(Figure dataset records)
————————
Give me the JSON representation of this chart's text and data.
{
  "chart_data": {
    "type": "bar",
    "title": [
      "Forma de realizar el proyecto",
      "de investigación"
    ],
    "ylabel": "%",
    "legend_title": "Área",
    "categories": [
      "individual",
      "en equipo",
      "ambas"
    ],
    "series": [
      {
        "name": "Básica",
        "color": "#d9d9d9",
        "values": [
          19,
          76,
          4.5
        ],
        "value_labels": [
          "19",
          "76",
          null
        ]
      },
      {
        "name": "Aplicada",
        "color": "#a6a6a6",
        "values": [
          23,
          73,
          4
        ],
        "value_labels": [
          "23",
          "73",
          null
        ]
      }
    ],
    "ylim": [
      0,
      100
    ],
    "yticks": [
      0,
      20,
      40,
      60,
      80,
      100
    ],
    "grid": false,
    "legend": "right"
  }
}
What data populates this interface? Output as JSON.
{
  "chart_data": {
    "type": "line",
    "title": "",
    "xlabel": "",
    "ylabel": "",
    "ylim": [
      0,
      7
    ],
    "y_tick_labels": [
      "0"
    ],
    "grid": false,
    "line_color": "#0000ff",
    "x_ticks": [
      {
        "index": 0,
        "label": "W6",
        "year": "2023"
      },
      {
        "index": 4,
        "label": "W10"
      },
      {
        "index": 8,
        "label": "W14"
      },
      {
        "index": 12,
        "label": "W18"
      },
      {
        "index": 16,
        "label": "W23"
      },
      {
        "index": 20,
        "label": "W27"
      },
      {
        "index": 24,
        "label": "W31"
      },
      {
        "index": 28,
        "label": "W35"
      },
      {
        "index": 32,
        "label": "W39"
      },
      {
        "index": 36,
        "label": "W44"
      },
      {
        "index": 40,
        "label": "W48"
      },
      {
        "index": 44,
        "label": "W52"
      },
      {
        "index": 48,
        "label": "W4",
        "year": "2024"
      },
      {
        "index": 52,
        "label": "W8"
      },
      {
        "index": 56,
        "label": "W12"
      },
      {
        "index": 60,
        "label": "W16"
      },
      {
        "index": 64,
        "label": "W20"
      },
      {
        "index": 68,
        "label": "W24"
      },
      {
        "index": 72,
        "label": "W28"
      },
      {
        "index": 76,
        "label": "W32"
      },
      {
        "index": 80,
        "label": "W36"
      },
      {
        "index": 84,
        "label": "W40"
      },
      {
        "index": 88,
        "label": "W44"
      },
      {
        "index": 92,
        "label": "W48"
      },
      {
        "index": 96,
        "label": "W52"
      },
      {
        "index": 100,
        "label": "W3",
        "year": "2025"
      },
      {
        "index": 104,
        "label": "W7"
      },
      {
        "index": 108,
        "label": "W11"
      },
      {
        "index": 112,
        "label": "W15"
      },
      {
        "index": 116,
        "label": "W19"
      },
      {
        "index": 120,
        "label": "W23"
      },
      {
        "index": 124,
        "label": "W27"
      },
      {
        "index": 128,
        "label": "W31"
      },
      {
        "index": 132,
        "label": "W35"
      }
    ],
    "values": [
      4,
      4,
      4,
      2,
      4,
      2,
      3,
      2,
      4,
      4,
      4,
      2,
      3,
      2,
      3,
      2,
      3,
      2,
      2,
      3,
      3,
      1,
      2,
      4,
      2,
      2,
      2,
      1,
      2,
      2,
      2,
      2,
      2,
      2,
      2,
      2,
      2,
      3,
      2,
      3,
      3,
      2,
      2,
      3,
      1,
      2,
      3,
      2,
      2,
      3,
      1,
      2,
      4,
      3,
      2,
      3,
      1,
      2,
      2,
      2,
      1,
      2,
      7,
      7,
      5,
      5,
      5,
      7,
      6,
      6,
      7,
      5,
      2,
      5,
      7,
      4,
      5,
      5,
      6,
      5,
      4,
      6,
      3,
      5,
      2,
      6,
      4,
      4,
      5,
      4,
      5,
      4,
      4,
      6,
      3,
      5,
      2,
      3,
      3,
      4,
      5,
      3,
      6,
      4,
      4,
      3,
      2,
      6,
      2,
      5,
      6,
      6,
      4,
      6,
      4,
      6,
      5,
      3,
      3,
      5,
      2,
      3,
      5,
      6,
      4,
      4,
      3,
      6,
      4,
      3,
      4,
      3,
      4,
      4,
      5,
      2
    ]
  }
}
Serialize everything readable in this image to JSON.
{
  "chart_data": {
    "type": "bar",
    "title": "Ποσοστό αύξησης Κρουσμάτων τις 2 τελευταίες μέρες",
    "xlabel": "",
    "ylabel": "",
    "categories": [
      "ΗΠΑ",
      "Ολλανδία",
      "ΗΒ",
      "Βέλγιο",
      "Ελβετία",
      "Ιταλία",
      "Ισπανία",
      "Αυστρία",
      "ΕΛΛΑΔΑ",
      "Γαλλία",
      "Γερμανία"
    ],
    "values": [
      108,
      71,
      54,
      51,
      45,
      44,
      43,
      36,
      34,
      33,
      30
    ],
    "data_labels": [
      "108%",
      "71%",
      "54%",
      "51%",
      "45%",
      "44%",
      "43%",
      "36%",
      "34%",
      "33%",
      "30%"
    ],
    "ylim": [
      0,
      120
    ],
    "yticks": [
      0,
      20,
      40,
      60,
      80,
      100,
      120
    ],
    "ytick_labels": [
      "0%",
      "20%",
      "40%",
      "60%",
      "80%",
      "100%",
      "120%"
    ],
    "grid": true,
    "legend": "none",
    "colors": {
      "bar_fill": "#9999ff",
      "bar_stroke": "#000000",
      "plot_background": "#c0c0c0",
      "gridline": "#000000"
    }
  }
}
————————
**AIM OF THE EXERCISE:**
Extract the entries above verbatim.

**OUTPUT OF THE EXERCISE:**
Give me the JSON representation of this chart's text and data.
{
  "chart_data": {
    "type": "bar",
    "title": [
      "Forma de realizar el proyecto",
      "de investigación"
    ],
    "ylabel": "%",
    "legend_title": "Área",
    "categories": [
      "individual",
      "en equipo",
      "ambas"
    ],
    "series": [
      {
        "name": "Básica",
        "color": "#d9d9d9",
        "values": [
          19,
          76,
          4.5
        ],
        "value_labels": [
          "19",
          "76",
          null
        ]
      },
      {
        "name": "Aplicada",
        "color": "#a6a6a6",
        "values": [
          23,
          73,
          4
        ],
        "value_labels": [
          "23",
          "73",
          null
        ]
      }
    ],
    "ylim": [
      0,
      100
    ],
    "yticks": [
      0,
      20,
      40,
      60,
      80,
      100
    ],
    "grid": false,
    "legend": "right"
  }
}
What data populates this interface? Output as JSON.
{
  "chart_data": {
    "type": "line",
    "title": "",
    "xlabel": "",
    "ylabel": "",
    "ylim": [
      0,
      7
    ],
    "y_tick_labels": [
      "0"
    ],
    "grid": false,
    "line_color": "#0000ff",
    "x_ticks": [
      {
        "index": 0,
        "label": "W6",
        "year": "2023"
      },
      {
        "index": 4,
        "label": "W10"
      },
      {
        "index": 8,
        "label": "W14"
      },
      {
        "index": 12,
        "label": "W18"
      },
      {
        "index": 16,
        "label": "W23"
      },
      {
        "index": 20,
        "label": "W27"
      },
      {
        "index": 24,
        "label": "W31"
      },
      {
        "index": 28,
        "label": "W35"
      },
      {
        "index": 32,
        "label": "W39"
      },
      {
        "index": 36,
        "label": "W44"
      },
      {
        "index": 40,
        "label": "W48"
      },
      {
        "index": 44,
        "label": "W52"
      },
      {
        "index": 48,
        "label": "W4",
        "year": "2024"
      },
      {
        "index": 52,
        "label": "W8"
      },
      {
        "index": 56,
        "label": "W12"
      },
      {
        "index": 60,
        "label": "W16"
      },
      {
        "index": 64,
        "label": "W20"
      },
      {
        "index": 68,
        "label": "W24"
      },
      {
        "index": 72,
        "label": "W28"
      },
      {
        "index": 76,
        "label": "W32"
      },
      {
        "index": 80,
        "label": "W36"
      },
      {
        "index": 84,
        "label": "W40"
      },
      {
        "index": 88,
        "label": "W44"
      },
      {
        "index": 92,
        "label": "W48"
      },
      {
        "index": 96,
        "label": "W52"
      },
      {
        "index": 100,
        "label": "W3",
        "year": "2025"
      },
      {
        "index": 104,
        "label": "W7"
      },
      {
        "index": 108,
        "label": "W11"
      },
      {
        "index": 112,
        "label": "W15"
      },
      {
        "index": 116,
        "label": "W19"
      },
      {
        "index": 120,
        "label": "W23"
      },
      {
        "index": 124,
        "label": "W27"
      },
      {
        "index": 128,
        "label": "W31"
      },
      {
        "index": 132,
        "label": "W35"
      }
    ],
    "values": [
      4,
      4,
      4,
      2,
      4,
      2,
      3,
      2,
      4,
      4,
      4,
      2,
      3,
      2,
      3,
      2,
      3,
      2,
      2,
      3,
      3,
      1,
      2,
      4,
      2,
      2,
      2,
      1,
      2,
      2,
      2,
      2,
      2,
      2,
      2,
      2,
      2,
      3,
      2,
      3,
      3,
      2,
      2,
      3,
      1,
      2,
      3,
      2,
      2,
      3,
      1,
      2,
      4,
      3,
      2,
      3,
      1,
      2,
      2,
      2,
      1,
      2,
      7,
      7,
      5,
      5,
      5,
      7,
      6,
      6,
      7,
      5,
      2,
      5,
      7,
      4,
      5,
      5,
      6,
      5,
      4,
      6,
      3,
      5,
      2,
      6,
      4,
      4,
      5,
      4,
      5,
      4,
      4,
      6,
      3,
      5,
      2,
      3,
      3,
      4,
      5,
      3,
      6,
      4,
      4,
      3,
      2,
      6,
      2,
      5,
      6,
      6,
      4,
      6,
      4,
      6,
      5,
      3,
      3,
      5,
      2,
      3,
      5,
      6,
      4,
      4,
      3,
      6,
      4,
      3,
      4,
      3,
      4,
      4,
      5,
      2
    ]
  }
}
Serialize everything readable in this image to JSON.
{
  "chart_data": {
    "type": "bar",
    "title": "Ποσοστό αύξησης Κρουσμάτων τις 2 τελευταίες μέρες",
    "xlabel": "",
    "ylabel": "",
    "categories": [
      "ΗΠΑ",
      "Ολλανδία",
      "ΗΒ",
      "Βέλγιο",
      "Ελβετία",
      "Ιταλία",
      "Ισπανία",
      "Αυστρία",
      "ΕΛΛΑΔΑ",
      "Γαλλία",
      "Γερμανία"
    ],
    "values": [
      108,
      71,
      54,
      51,
      45,
      44,
      43,
      36,
      34,
      33,
      30
    ],
    "data_labels": [
      "108%",
      "71%",
      "54%",
      "51%",
      "45%",
      "44%",
      "43%",
      "36%",
      "34%",
      "33%",
      "30%"
    ],
    "ylim": [
      0,
      120
    ],
    "yticks": [
      0,
      20,
      40,
      60,
      80,
      100,
      120
    ],
    "ytick_labels": [
      "0%",
      "20%",
      "40%",
      "60%",
      "80%",
      "100%",
      "120%"
    ],
    "grid": true,
    "legend": "none",
    "colors": {
      "bar_fill": "#9999ff",
      "bar_stroke": "#000000",
      "plot_background": "#c0c0c0",
      "gridline": "#000000"
    }
  }
}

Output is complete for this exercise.